## Given instruction
The line containing "OCR this image." marks the start of the required copy, which runs to the final line of the entries; return those lines exactly, without any pictures.

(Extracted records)
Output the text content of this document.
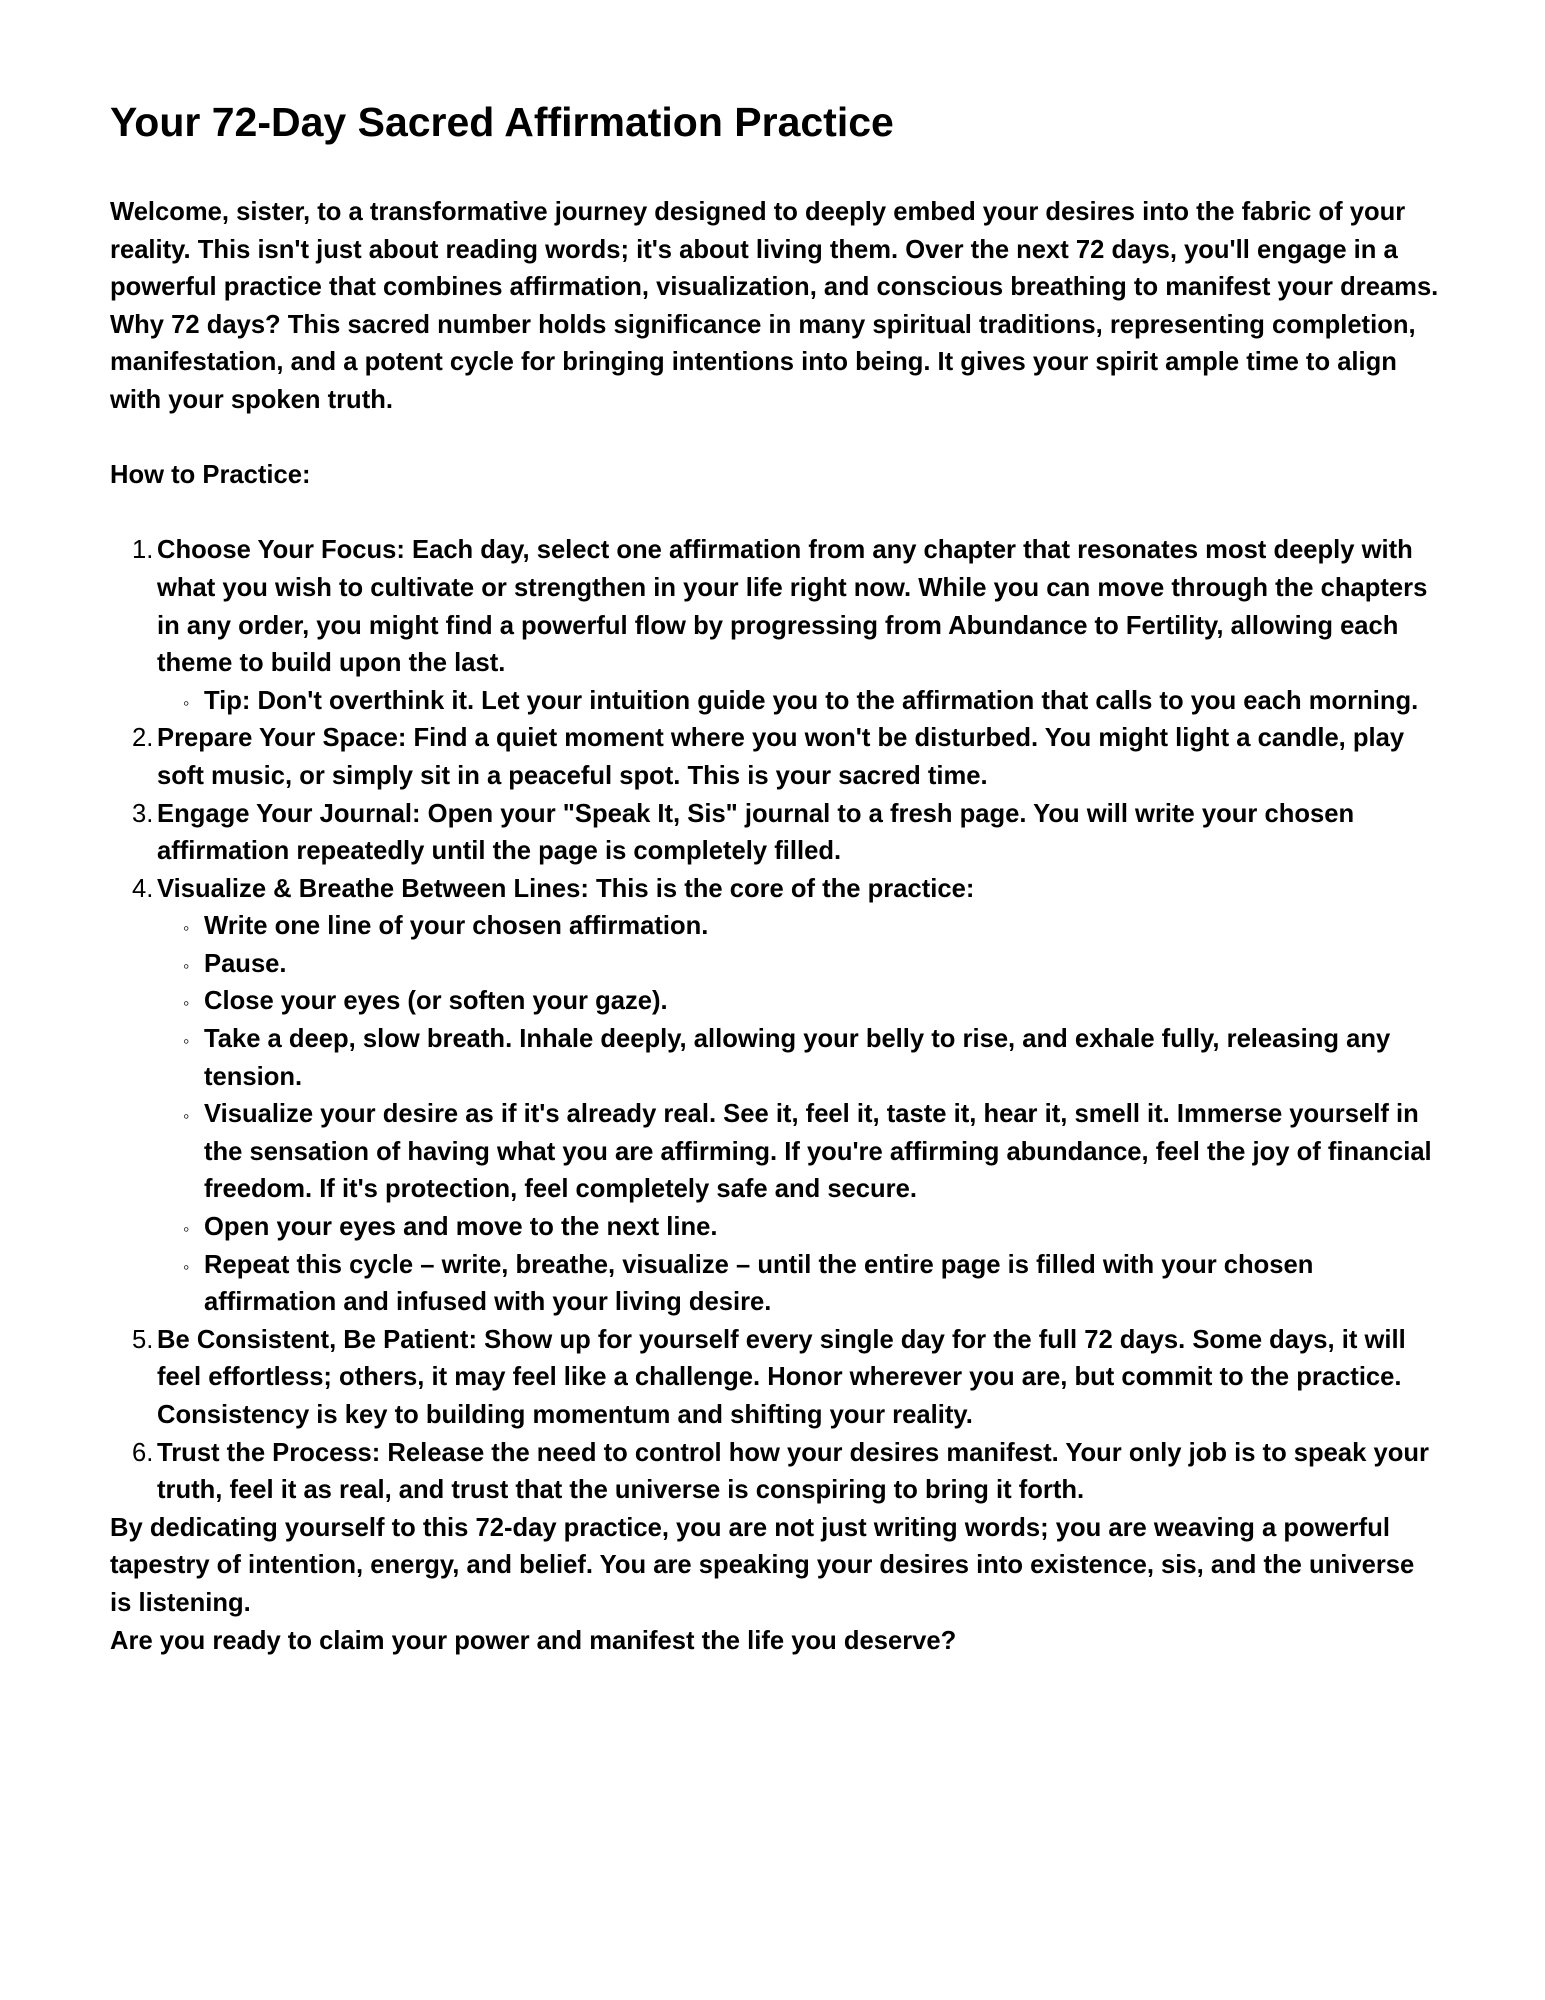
Your 72-Day Sacred Affirmation Practice

Welcome, sister, to a transformative journey designed to deeply embed your desires into the fabric of your reality. This isn't just about reading words; it's about living them. Over the next 72 days, you'll engage in a powerful practice that combines affirmation, visualization, and conscious breathing to manifest your dreams.

Why 72 days? This sacred number holds significance in many spiritual traditions, representing completion, manifestation, and a potent cycle for bringing intentions into being. It gives your spirit ample time to align with your spoken truth.

How to Practice:

1. Choose Your Focus: Each day, select one affirmation from any chapter that resonates most deeply with what you wish to cultivate or strengthen in your life right now. While you can move through the chapters in any order, you might find a powerful flow by progressing from Abundance to Fertility, allowing each theme to build upon the last.
◦ Tip: Don't overthink it. Let your intuition guide you to the affirmation that calls to you each morning.
2. Prepare Your Space: Find a quiet moment where you won't be disturbed. You might light a candle, play soft music, or simply sit in a peaceful spot. This is your sacred time.
3. Engage Your Journal: Open your "Speak It, Sis" journal to a fresh page. You will write your chosen affirmation repeatedly until the page is completely filled.
4. Visualize & Breathe Between Lines: This is the core of the practice:
◦ Write one line of your chosen affirmation.
◦ Pause.
◦ Close your eyes (or soften your gaze).
◦ Take a deep, slow breath. Inhale deeply, allowing your belly to rise, and exhale fully, releasing any tension.
◦ Visualize your desire as if it's already real. See it, feel it, taste it, hear it, smell it. Immerse yourself in the sensation of having what you are affirming. If you're affirming abundance, feel the joy of financial freedom. If it's protection, feel completely safe and secure.
◦ Open your eyes and move to the next line.
◦ Repeat this cycle – write, breathe, visualize – until the entire page is filled with your chosen affirmation and infused with your living desire.
5. Be Consistent, Be Patient: Show up for yourself every single day for the full 72 days. Some days, it will feel effortless; others, it may feel like a challenge. Honor wherever you are, but commit to the practice. Consistency is key to building momentum and shifting your reality.
6. Trust the Process: Release the need to control how your desires manifest. Your only job is to speak your truth, feel it as real, and trust that the universe is conspiring to bring it forth.

By dedicating yourself to this 72-day practice, you are not just writing words; you are weaving a powerful tapestry of intention, energy, and belief. You are speaking your desires into existence, sis, and the universe is listening.

Are you ready to claim your power and manifest the life you deserve?
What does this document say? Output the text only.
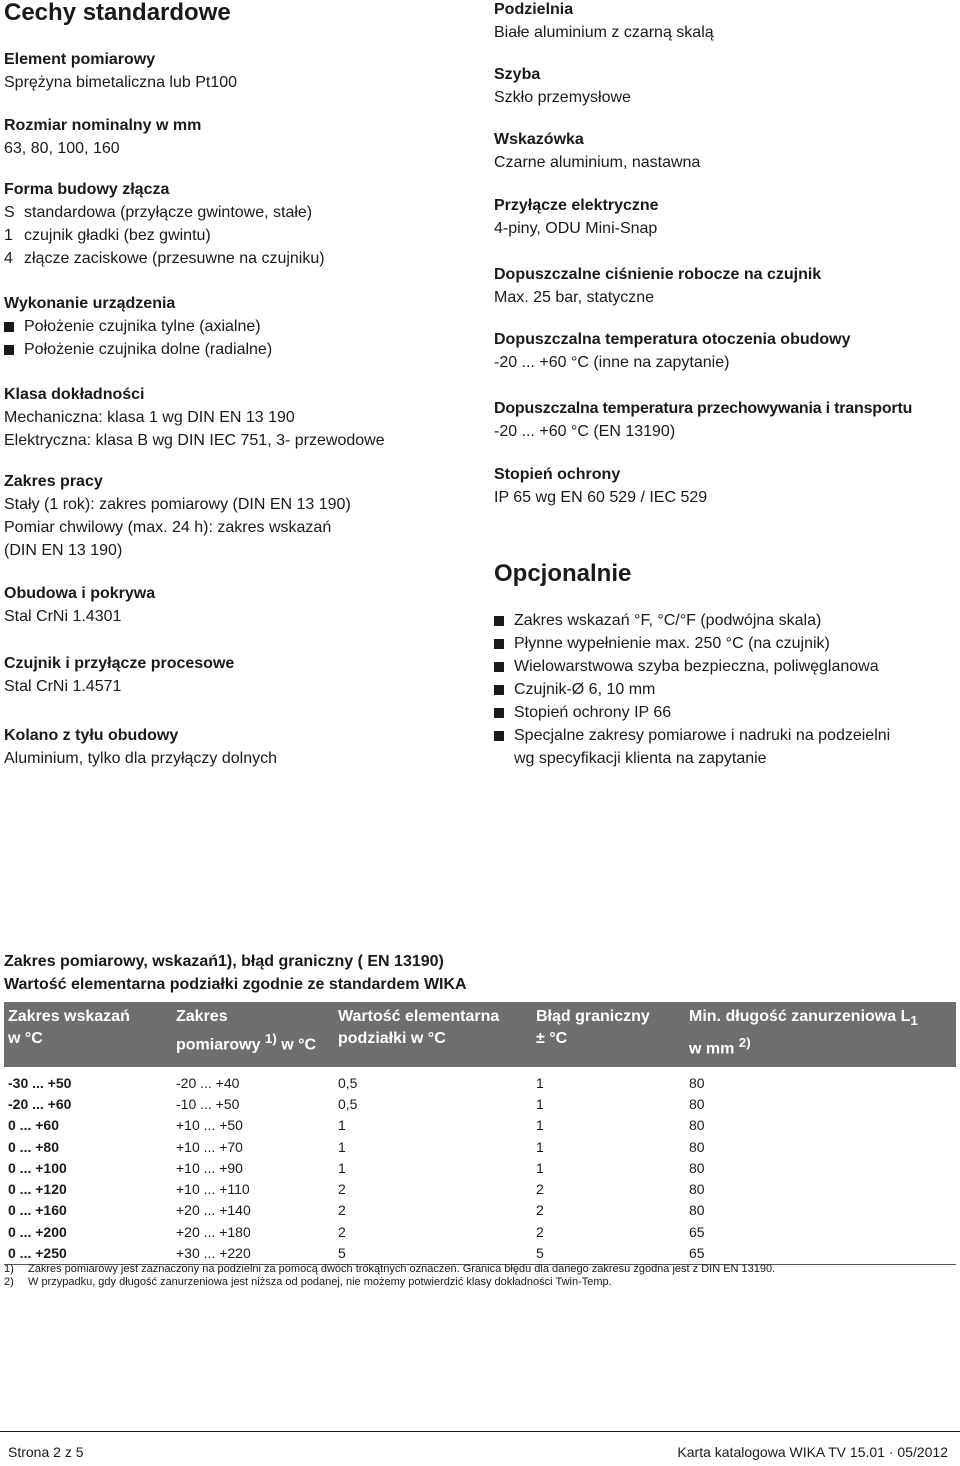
Cechy standardowe
Element pomiarowy
Sprężyna bimetaliczna lub Pt100
Rozmiar nominalny w mm
63, 80, 100, 160
Forma budowy złącza
S standardowa (przyłącze gwintowe, stałe)
1 czujnik gładki (bez gwintu)
4 złącze zaciskowe (przesuwne na czujniku)
Wykonanie urządzenia
Położenie czujnika tylne (axialne)
Położenie czujnika dolne (radialne)
Klasa dokładności
Mechaniczna: klasa 1 wg DIN EN 13 190
Elektryczna: klasa B wg DIN IEC 751, 3- przewodowe
Zakres pracy
Stały (1 rok): zakres pomiarowy (DIN EN 13 190)
Pomiar chwilowy (max. 24 h): zakres wskazań
(DIN EN 13 190)
Obudowa i pokrywa
Stal CrNi 1.4301
Czujnik i przyłącze procesowe
Stal CrNi 1.4571
Kolano z tyłu obudowy
Aluminium, tylko dla przyłączy dolnych
Podzielnia
Białe aluminium z czarną skalą
Szyba
Szkło przemysłowe
Wskazówka
Czarne aluminium, nastawna
Przyłącze elektryczne
4-piny, ODU Mini-Snap
Dopuszczalne ciśnienie robocze na czujnik
Max. 25 bar, statyczne
Dopuszczalna temperatura otoczenia obudowy
-20 ... +60 °C (inne na zapytanie)
Dopuszczalna temperatura przechowywania i transportu
-20 ... +60 °C (EN 13190)
Stopień ochrony
IP 65 wg EN 60 529 / IEC 529
Opcjonalnie
Zakres wskazań °F, °C/°F (podwójna skala)
Płynne wypełnienie max. 250 °C (na czujnik)
Wielowarstwowa szyba bezpieczna, poliwęglanowa
Czujnik-Ø 6, 10 mm
Stopień ochrony IP 66
Specjalne zakresy pomiarowe i nadruki na podzeielni
wg specyfikacji klienta na zapytanie
Zakres pomiarowy, wskazań1), błąd graniczny ( EN 13190)
Wartość elementarna podziałki zgodnie ze standardem WIKA
Zakres wskazań
w °C	Zakres
pomiarowy $^{1)}$ w °C	Wartość elementarna
podziałki w °C	Błąd graniczny
± °C	Min. długość zanurzeniowa $L_1$
w mm $^{2)}$
-30 ... +50	-20 ... +40	0,5	1	80
-20 ... +60	-10 ... +50	0,5	1	80
0 ... +60	+10 ... +50	1	1	80
0 ... +80	+10 ... +70	1	1	80
0 ... +100	+10 ... +90	1	1	80
0 ... +120	+10 ... +110	2	2	80
0 ... +160	+20 ... +140	2	2	80
0 ... +200	+20 ... +180	2	2	65
0 ... +250	+30 ... +220	5	5	65
1) Zakres pomiarowy jest zaznaczony na podzielni za pomocą dwóch trókątnych oznaczeń. Granica błędu dla danego zakresu zgodna jest z DIN EN 13190.
2) W przypadku, gdy długość zanurzeniowa jest niższa od podanej, nie możemy potwierdzić klasy dokładności Twin-Temp.
Strona 2 z 5	Karta katalogowa WIKA TV 15.01 · 05/2012
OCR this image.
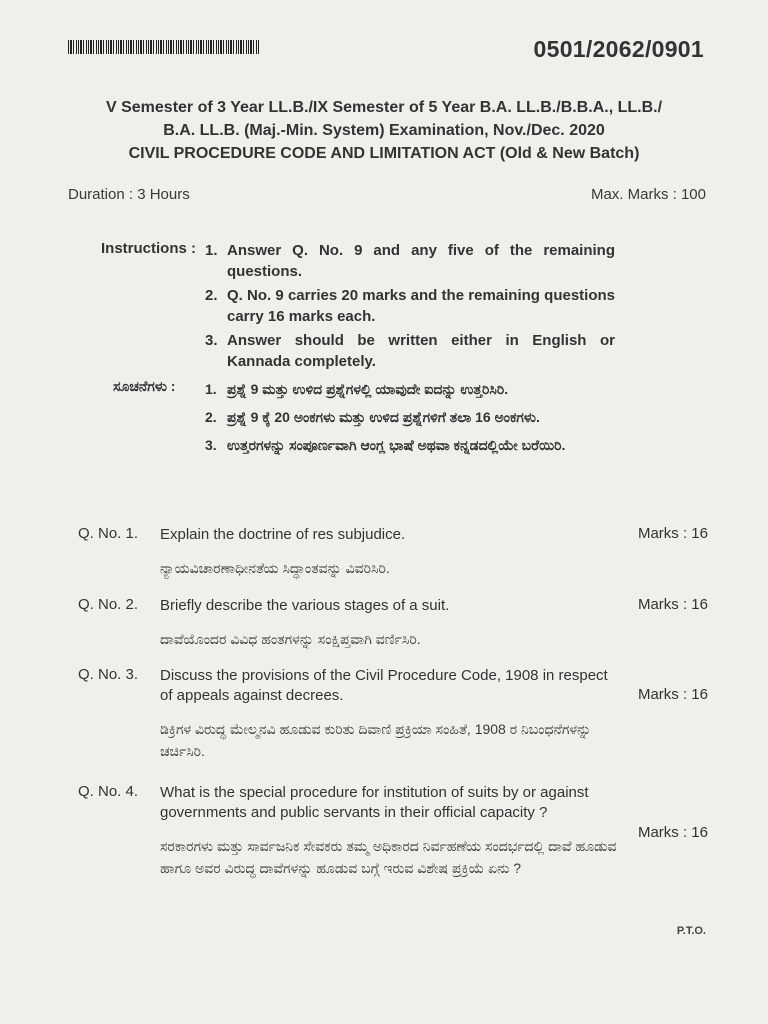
0501/2062/0901
V Semester of 3 Year LL.B./IX Semester of 5 Year B.A. LL.B./B.B.A., LL.B./
B.A. LL.B. (Maj.-Min. System) Examination, Nov./Dec. 2020
CIVIL PROCEDURE CODE AND LIMITATION ACT (Old & New Batch)
Duration : 3 Hours	Max. Marks : 100
Instructions : 1. Answer Q. No. 9 and any five of the remaining questions.
2. Q. No. 9 carries 20 marks and the remaining questions carry 16 marks each.
3. Answer should be written either in English or Kannada completely.
ಸೂಚನೆಗಳು : 1. ಪ್ರಶ್ನೆ 9 ಮತ್ತು ಉಳಿದ ಪ್ರಶ್ನೆಗಳಲ್ಲಿ ಯಾವುದೇ ಐದನ್ನು ಉತ್ತರಿಸಿರಿ.
2. ಪ್ರಶ್ನೆ 9 ಕ್ಕೆ 20 ಅಂಕಗಳು ಮತ್ತು ಉಳಿದ ಪ್ರಶ್ನೆಗಳಿಗೆ ತಲಾ 16 ಅಂಕಗಳು.
3. ಉತ್ತರಗಳನ್ನು ಸಂಪೂರ್ಣವಾಗಿ ಆಂಗ್ಲ ಭಾಷೆ ಅಥವಾ ಕನ್ನಡದಲ್ಲಿಯೇ ಬರೆಯಿರಿ.
Q. No. 1. Explain the doctrine of res subjudice.	Marks : 16
ನ್ಯಾಯವಿಚಾರಣಾಧೀನತೆಯ ಸಿದ್ಧಾಂತವನ್ನು ವಿವರಿಸಿರಿ.
Q. No. 2. Briefly describe the various stages of a suit.	Marks : 16
ದಾವೆಯೊಂದರ ವಿವಿಧ ಹಂತಗಳನ್ನು ಸಂಕ್ಷಿಪ್ತವಾಗಿ ವರ್ಣಿಸಿರಿ.
Q. No. 3. Discuss the provisions of the Civil Procedure Code, 1908 in respect of appeals against decrees.	Marks : 16
ಡಿಕ್ರಿಗಳ ವಿರುದ್ಧ ಮೇಲ್ಮನವಿ ಹೂಡುವ ಕುರಿತು ದಿವಾಣಿ ಪ್ರಕ್ರಿಯಾ ಸಂಹಿತೆ, 1908 ರ ನಿಬಂಧನೆಗಳನ್ನು ಚರ್ಚಿಸಿರಿ.
Q. No. 4. What is the special procedure for institution of suits by or against governments and public servants in their official capacity ?
Marks : 16
ಸರಕಾರಗಳು ಮತ್ತು ಸಾರ್ವಜನಿಕ ಸೇವಕರು ತಮ್ಮ ಅಧಿಕಾರದ ನಿರ್ವಹಣೆಯ ಸಂದರ್ಭದಲ್ಲಿ ದಾವೆ ಹೂಡುವ ಹಾಗೂ ಅವರ ವಿರುದ್ಧ ದಾವೆಗಳನ್ನು ಹೂಡುವ ಬಗ್ಗೆ ಇರುವ ವಿಶೇಷ ಪ್ರಕ್ರಿಯೆ ಏನು ?
P.T.O.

## Output of the task
OCR this image.
0501/2062/0901
V Semester of 3 Year LL.B./IX Semester of 5 Year B.A. LL.B./B.B.A., LL.B./
B.A. LL.B. (Maj.-Min. System) Examination, Nov./Dec. 2020
CIVIL PROCEDURE CODE AND LIMITATION ACT (Old & New Batch)
Duration : 3 Hours	Max. Marks : 100
Instructions : 1. Answer Q. No. 9 and any five of the remaining questions.
2. Q. No. 9 carries 20 marks and the remaining questions carry 16 marks each.
3. Answer should be written either in English or Kannada completely.
ಸೂಚನೆಗಳು : 1. ಪ್ರಶ್ನೆ 9 ಮತ್ತು ಉಳಿದ ಪ್ರಶ್ನೆಗಳಲ್ಲಿ ಯಾವುದೇ ಐದನ್ನು ಉತ್ತರಿಸಿರಿ.
2. ಪ್ರಶ್ನೆ 9 ಕ್ಕೆ 20 ಅಂಕಗಳು ಮತ್ತು ಉಳಿದ ಪ್ರಶ್ನೆಗಳಿಗೆ ತಲಾ 16 ಅಂಕಗಳು.
3. ಉತ್ತರಗಳನ್ನು ಸಂಪೂರ್ಣವಾಗಿ ಆಂಗ್ಲ ಭಾಷೆ ಅಥವಾ ಕನ್ನಡದಲ್ಲಿಯೇ ಬರೆಯಿರಿ.
Q. No. 1. Explain the doctrine of res subjudice.	Marks : 16
ನ್ಯಾಯವಿಚಾರಣಾಧೀನತೆಯ ಸಿದ್ಧಾಂತವನ್ನು ವಿವರಿಸಿರಿ.
Q. No. 2. Briefly describe the various stages of a suit.	Marks : 16
ದಾವೆಯೊಂದರ ವಿವಿಧ ಹಂತಗಳನ್ನು ಸಂಕ್ಷಿಪ್ತವಾಗಿ ವರ್ಣಿಸಿರಿ.
Q. No. 3. Discuss the provisions of the Civil Procedure Code, 1908 in respect of appeals against decrees.	Marks : 16
ಡಿಕ್ರಿಗಳ ವಿರುದ್ಧ ಮೇಲ್ಮನವಿ ಹೂಡುವ ಕುರಿತು ದಿವಾಣಿ ಪ್ರಕ್ರಿಯಾ ಸಂಹಿತೆ, 1908 ರ ನಿಬಂಧನೆಗಳನ್ನು ಚರ್ಚಿಸಿರಿ.
Q. No. 4. What is the special procedure for institution of suits by or against governments and public servants in their official capacity ?
Marks : 16
ಸರಕಾರಗಳು ಮತ್ತು ಸಾರ್ವಜನಿಕ ಸೇವಕರು ತಮ್ಮ ಅಧಿಕಾರದ ನಿರ್ವಹಣೆಯ ಸಂದರ್ಭದಲ್ಲಿ ದಾವೆ ಹೂಡುವ ಹಾಗೂ ಅವರ ವಿರುದ್ಧ ದಾವೆಗಳನ್ನು ಹೂಡುವ ಬಗ್ಗೆ ಇರುವ ವಿಶೇಷ ಪ್ರಕ್ರಿಯೆ ಏನು ?
P.T.O.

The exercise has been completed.